## Begin DATA FOR THIS EXERCISE

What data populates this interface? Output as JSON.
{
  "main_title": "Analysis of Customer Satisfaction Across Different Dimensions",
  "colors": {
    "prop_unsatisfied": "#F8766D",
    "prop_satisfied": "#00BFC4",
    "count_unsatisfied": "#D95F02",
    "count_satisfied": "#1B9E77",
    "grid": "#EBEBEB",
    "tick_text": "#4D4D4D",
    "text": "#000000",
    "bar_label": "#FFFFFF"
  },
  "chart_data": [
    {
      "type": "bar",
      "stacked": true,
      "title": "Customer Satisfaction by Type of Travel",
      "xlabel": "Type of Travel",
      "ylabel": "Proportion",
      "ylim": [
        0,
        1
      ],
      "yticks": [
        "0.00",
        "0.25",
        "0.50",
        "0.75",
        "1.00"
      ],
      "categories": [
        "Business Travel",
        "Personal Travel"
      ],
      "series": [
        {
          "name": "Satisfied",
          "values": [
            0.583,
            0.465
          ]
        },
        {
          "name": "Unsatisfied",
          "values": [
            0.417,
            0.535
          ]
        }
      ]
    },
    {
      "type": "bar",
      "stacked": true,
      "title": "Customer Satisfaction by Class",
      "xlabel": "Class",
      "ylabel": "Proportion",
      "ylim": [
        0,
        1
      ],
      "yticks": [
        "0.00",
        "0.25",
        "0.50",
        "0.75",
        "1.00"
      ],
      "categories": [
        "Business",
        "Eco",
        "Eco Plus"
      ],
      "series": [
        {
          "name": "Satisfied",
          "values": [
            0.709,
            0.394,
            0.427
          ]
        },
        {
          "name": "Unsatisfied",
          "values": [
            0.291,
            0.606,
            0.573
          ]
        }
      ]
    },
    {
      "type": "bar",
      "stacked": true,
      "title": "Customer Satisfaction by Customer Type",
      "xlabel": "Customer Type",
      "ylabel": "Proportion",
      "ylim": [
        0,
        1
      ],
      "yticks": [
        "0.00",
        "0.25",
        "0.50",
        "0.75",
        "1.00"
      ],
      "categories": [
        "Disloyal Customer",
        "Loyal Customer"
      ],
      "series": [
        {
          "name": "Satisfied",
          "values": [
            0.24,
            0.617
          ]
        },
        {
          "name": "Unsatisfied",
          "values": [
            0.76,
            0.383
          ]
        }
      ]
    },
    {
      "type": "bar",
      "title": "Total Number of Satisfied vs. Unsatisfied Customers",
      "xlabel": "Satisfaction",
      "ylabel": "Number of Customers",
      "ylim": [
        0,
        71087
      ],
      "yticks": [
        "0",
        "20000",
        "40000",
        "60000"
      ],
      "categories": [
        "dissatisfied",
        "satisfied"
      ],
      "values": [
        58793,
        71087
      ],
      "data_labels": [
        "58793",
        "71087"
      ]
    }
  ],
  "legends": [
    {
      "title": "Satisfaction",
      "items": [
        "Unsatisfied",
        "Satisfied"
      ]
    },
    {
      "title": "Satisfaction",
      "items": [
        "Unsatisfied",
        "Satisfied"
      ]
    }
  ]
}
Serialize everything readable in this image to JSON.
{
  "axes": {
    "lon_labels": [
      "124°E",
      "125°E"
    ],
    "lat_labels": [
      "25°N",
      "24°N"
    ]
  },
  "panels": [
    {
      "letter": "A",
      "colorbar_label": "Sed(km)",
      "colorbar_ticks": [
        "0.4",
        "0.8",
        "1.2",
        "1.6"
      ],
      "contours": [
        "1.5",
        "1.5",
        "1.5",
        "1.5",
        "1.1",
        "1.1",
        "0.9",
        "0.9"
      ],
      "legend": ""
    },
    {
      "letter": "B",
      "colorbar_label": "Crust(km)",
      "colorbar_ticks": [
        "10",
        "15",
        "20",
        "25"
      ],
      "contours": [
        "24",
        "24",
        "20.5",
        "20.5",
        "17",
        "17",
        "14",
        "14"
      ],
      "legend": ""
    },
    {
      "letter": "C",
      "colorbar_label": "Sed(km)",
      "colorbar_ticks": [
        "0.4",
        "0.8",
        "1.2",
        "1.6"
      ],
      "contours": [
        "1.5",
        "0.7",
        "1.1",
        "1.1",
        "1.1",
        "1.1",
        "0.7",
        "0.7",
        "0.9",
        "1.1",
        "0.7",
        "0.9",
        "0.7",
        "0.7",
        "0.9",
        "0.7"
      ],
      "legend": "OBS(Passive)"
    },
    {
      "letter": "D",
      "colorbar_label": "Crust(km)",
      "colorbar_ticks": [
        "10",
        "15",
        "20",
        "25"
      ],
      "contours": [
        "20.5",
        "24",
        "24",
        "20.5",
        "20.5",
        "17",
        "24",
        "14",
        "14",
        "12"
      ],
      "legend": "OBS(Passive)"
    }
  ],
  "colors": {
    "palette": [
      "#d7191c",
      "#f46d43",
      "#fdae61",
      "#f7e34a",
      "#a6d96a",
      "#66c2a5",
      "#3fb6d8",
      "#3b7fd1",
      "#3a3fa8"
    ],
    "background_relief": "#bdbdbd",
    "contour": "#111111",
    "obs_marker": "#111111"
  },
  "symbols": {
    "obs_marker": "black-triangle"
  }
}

## End DATA FOR THIS EXERCISE

§ WRITTEN EXERCISE
Every record shown above should be written out again exactly.

§ RESULT
What data populates this interface? Output as JSON.
{
  "main_title": "Analysis of Customer Satisfaction Across Different Dimensions",
  "colors": {
    "prop_unsatisfied": "#F8766D",
    "prop_satisfied": "#00BFC4",
    "count_unsatisfied": "#D95F02",
    "count_satisfied": "#1B9E77",
    "grid": "#EBEBEB",
    "tick_text": "#4D4D4D",
    "text": "#000000",
    "bar_label": "#FFFFFF"
  },
  "chart_data": [
    {
      "type": "bar",
      "stacked": true,
      "title": "Customer Satisfaction by Type of Travel",
      "xlabel": "Type of Travel",
      "ylabel": "Proportion",
      "ylim": [
        0,
        1
      ],
      "yticks": [
        "0.00",
        "0.25",
        "0.50",
        "0.75",
        "1.00"
      ],
      "categories": [
        "Business Travel",
        "Personal Travel"
      ],
      "series": [
        {
          "name": "Satisfied",
          "values": [
            0.583,
            0.465
          ]
        },
        {
          "name": "Unsatisfied",
          "values": [
            0.417,
            0.535
          ]
        }
      ]
    },
    {
      "type": "bar",
      "stacked": true,
      "title": "Customer Satisfaction by Class",
      "xlabel": "Class",
      "ylabel": "Proportion",
      "ylim": [
        0,
        1
      ],
      "yticks": [
        "0.00",
        "0.25",
        "0.50",
        "0.75",
        "1.00"
      ],
      "categories": [
        "Business",
        "Eco",
        "Eco Plus"
      ],
      "series": [
        {
          "name": "Satisfied",
          "values": [
            0.709,
            0.394,
            0.427
          ]
        },
        {
          "name": "Unsatisfied",
          "values": [
            0.291,
            0.606,
            0.573
          ]
        }
      ]
    },
    {
      "type": "bar",
      "stacked": true,
      "title": "Customer Satisfaction by Customer Type",
      "xlabel": "Customer Type",
      "ylabel": "Proportion",
      "ylim": [
        0,
        1
      ],
      "yticks": [
        "0.00",
        "0.25",
        "0.50",
        "0.75",
        "1.00"
      ],
      "categories": [
        "Disloyal Customer",
        "Loyal Customer"
      ],
      "series": [
        {
          "name": "Satisfied",
          "values": [
            0.24,
            0.617
          ]
        },
        {
          "name": "Unsatisfied",
          "values": [
            0.76,
            0.383
          ]
        }
      ]
    },
    {
      "type": "bar",
      "title": "Total Number of Satisfied vs. Unsatisfied Customers",
      "xlabel": "Satisfaction",
      "ylabel": "Number of Customers",
      "ylim": [
        0,
        71087
      ],
      "yticks": [
        "0",
        "20000",
        "40000",
        "60000"
      ],
      "categories": [
        "dissatisfied",
        "satisfied"
      ],
      "values": [
        58793,
        71087
      ],
      "data_labels": [
        "58793",
        "71087"
      ]
    }
  ],
  "legends": [
    {
      "title": "Satisfaction",
      "items": [
        "Unsatisfied",
        "Satisfied"
      ]
    },
    {
      "title": "Satisfaction",
      "items": [
        "Unsatisfied",
        "Satisfied"
      ]
    }
  ]
}
Serialize everything readable in this image to JSON.
{
  "axes": {
    "lon_labels": [
      "124°E",
      "125°E"
    ],
    "lat_labels": [
      "25°N",
      "24°N"
    ]
  },
  "panels": [
    {
      "letter": "A",
      "colorbar_label": "Sed(km)",
      "colorbar_ticks": [
        "0.4",
        "0.8",
        "1.2",
        "1.6"
      ],
      "contours": [
        "1.5",
        "1.5",
        "1.5",
        "1.5",
        "1.1",
        "1.1",
        "0.9",
        "0.9"
      ],
      "legend": ""
    },
    {
      "letter": "B",
      "colorbar_label": "Crust(km)",
      "colorbar_ticks": [
        "10",
        "15",
        "20",
        "25"
      ],
      "contours": [
        "24",
        "24",
        "20.5",
        "20.5",
        "17",
        "17",
        "14",
        "14"
      ],
      "legend": ""
    },
    {
      "letter": "C",
      "colorbar_label": "Sed(km)",
      "colorbar_ticks": [
        "0.4",
        "0.8",
        "1.2",
        "1.6"
      ],
      "contours": [
        "1.5",
        "0.7",
        "1.1",
        "1.1",
        "1.1",
        "1.1",
        "0.7",
        "0.7",
        "0.9",
        "1.1",
        "0.7",
        "0.9",
        "0.7",
        "0.7",
        "0.9",
        "0.7"
      ],
      "legend": "OBS(Passive)"
    },
    {
      "letter": "D",
      "colorbar_label": "Crust(km)",
      "colorbar_ticks": [
        "10",
        "15",
        "20",
        "25"
      ],
      "contours": [
        "20.5",
        "24",
        "24",
        "20.5",
        "20.5",
        "17",
        "24",
        "14",
        "14",
        "12"
      ],
      "legend": "OBS(Passive)"
    }
  ],
  "colors": {
    "palette": [
      "#d7191c",
      "#f46d43",
      "#fdae61",
      "#f7e34a",
      "#a6d96a",
      "#66c2a5",
      "#3fb6d8",
      "#3b7fd1",
      "#3a3fa8"
    ],
    "background_relief": "#bdbdbd",
    "contour": "#111111",
    "obs_marker": "#111111"
  },
  "symbols": {
    "obs_marker": "black-triangle"
  }
}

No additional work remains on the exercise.